◆ Task inputs:
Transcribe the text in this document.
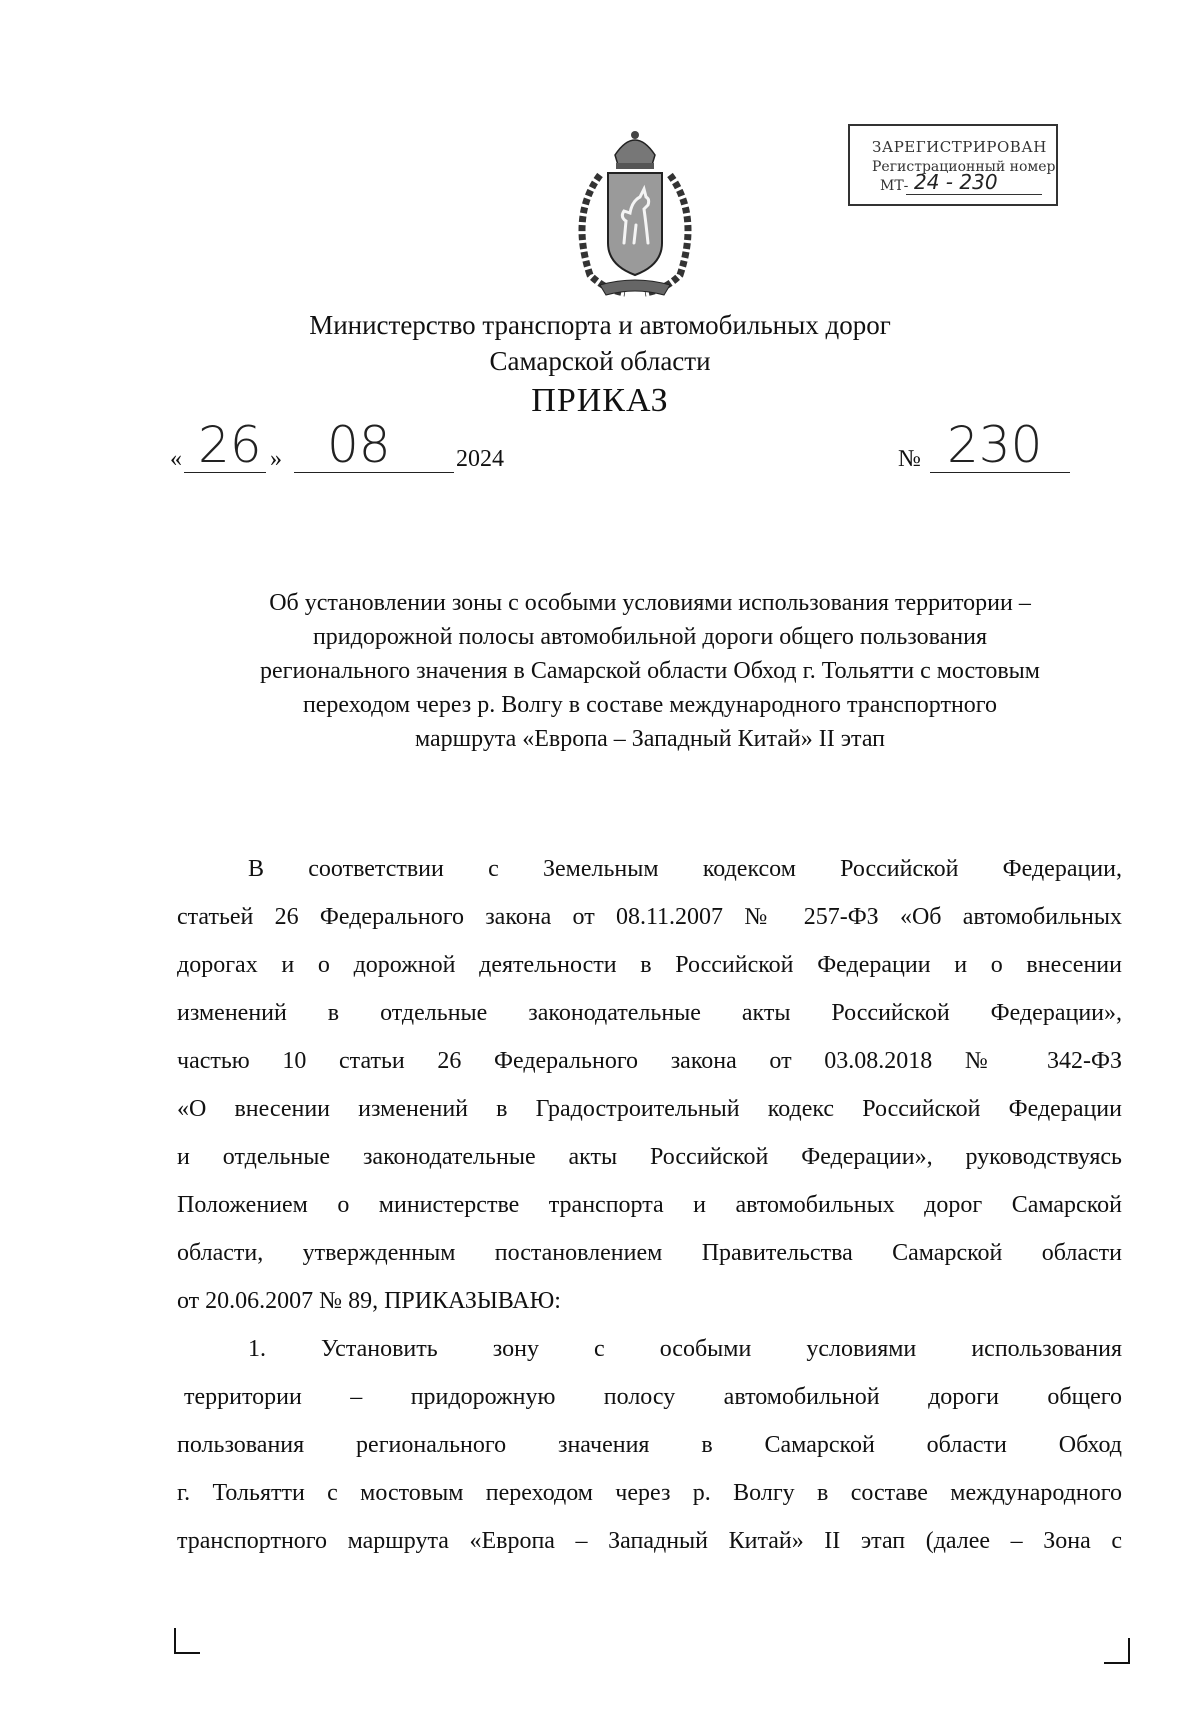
ЗАРЕГИСТРИРОВАН
Регистрационный номер
МТ- 24 - 230
Министерство транспорта и автомобильных дорог
Самарской области
ПРИКАЗ
« 26 » 08	2024	№ 230
Об установлении зоны с особыми условиями использования территории –
придорожной полосы автомобильной дороги общего пользования
регионального значения в Самарской области Обход г. Тольятти с мостовым
переходом через р. Волгу в составе международного транспортного
маршрута «Европа – Западный Китай» II этап
В соответствии с Земельным кодексом Российской Федерации,
статьей 26 Федерального закона от 08.11.2007 № 257-ФЗ «Об автомобильных
дорогах и о дорожной деятельности в Российской Федерации и о внесении
изменений в отдельные законодательные акты Российской Федерации»,
частью 10 статьи 26 Федерального закона от 03.08.2018 № 342-ФЗ
«О внесении изменений в Градостроительный кодекс Российской Федерации
и отдельные законодательные акты Российской Федерации», руководствуясь
Положением о министерстве транспорта и автомобильных дорог Самарской
области, утвержденным постановлением Правительства Самарской области
от 20.06.2007 № 89, ПРИКАЗЫВАЮ:
1. Установить зону с особыми условиями использования
территории – придорожную полосу автомобильной дороги общего
пользования регионального значения в Самарской области Обход
г. Тольятти с мостовым переходом через р. Волгу в составе международного
транспортного маршрута «Европа – Западный Китай» II этап (далее – Зона с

◆ What you will do: Answer only with how many lines in the records include "Обход".

◆ Completed exercise: 2